*Input rows*.
** START **
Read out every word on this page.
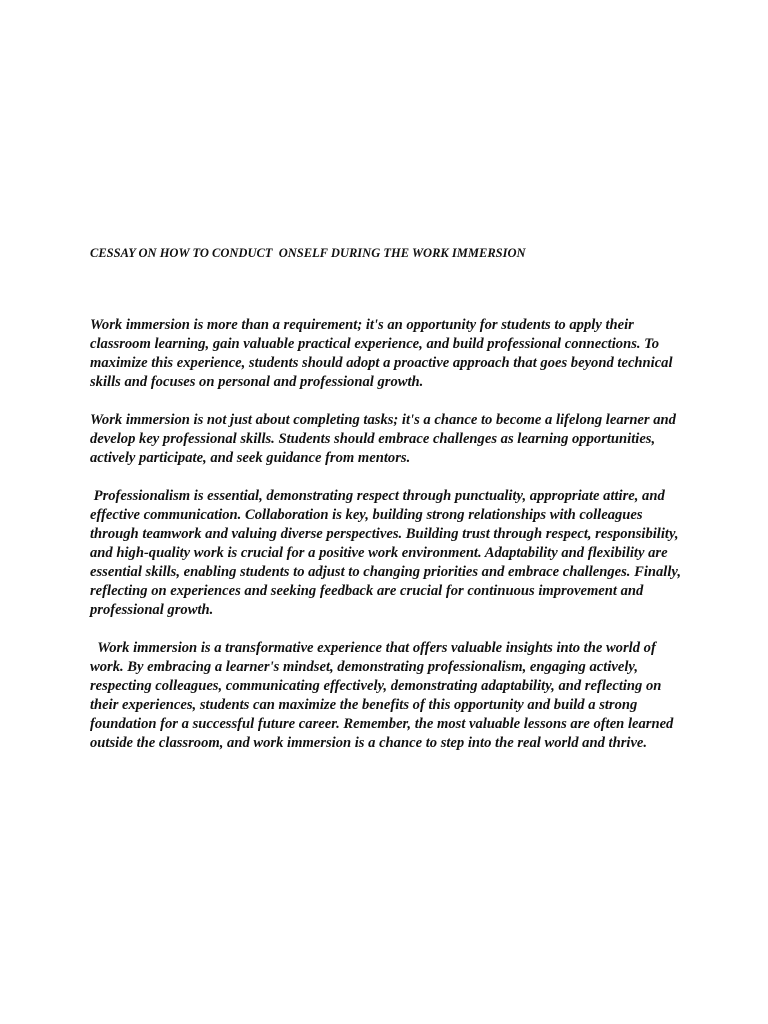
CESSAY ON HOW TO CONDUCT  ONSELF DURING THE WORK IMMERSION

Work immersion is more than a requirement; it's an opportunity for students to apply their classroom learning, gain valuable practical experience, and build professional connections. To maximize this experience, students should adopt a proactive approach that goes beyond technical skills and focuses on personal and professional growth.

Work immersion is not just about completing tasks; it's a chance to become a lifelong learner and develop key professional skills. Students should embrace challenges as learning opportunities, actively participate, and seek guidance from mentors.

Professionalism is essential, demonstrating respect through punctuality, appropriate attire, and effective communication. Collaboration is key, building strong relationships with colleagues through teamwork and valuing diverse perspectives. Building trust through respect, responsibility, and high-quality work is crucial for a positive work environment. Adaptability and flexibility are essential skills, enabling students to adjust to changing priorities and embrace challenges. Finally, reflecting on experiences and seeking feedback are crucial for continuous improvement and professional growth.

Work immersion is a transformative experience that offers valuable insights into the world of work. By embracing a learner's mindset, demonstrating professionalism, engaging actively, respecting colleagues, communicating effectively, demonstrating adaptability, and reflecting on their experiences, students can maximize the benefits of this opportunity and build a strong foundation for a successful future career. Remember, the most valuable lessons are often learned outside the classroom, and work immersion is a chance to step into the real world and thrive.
** END **
** START **
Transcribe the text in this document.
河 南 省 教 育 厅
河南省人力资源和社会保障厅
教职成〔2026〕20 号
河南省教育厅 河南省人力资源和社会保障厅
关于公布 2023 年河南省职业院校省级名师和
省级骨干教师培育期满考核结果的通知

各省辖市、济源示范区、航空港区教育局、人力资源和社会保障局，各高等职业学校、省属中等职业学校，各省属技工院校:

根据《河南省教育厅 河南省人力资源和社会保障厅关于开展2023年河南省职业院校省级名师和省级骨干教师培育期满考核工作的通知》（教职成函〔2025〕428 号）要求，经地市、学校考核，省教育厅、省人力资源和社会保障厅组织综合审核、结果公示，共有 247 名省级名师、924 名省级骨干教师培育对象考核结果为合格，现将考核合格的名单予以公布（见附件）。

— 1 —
** END **
Copy each line of the data that contains the word "河南省教育厅".

河南省教育厅 河南省人力资源和社会保障厅
根据《河南省教育厅 河南省人力资源和社会保障厅关于开展2023年河南省职业院校省级名师和省级骨干教师培育期满考核工作的通知》（教职成函〔2025〕428 号）要求，经地市、学校考核，省教育厅、省人力资源和社会保障厅组织综合审核、结果公示，共有 247 名省级名师、924 名省级骨干教师培育对象考核结果为合格，现将考核合格的名单予以公布（见附件）。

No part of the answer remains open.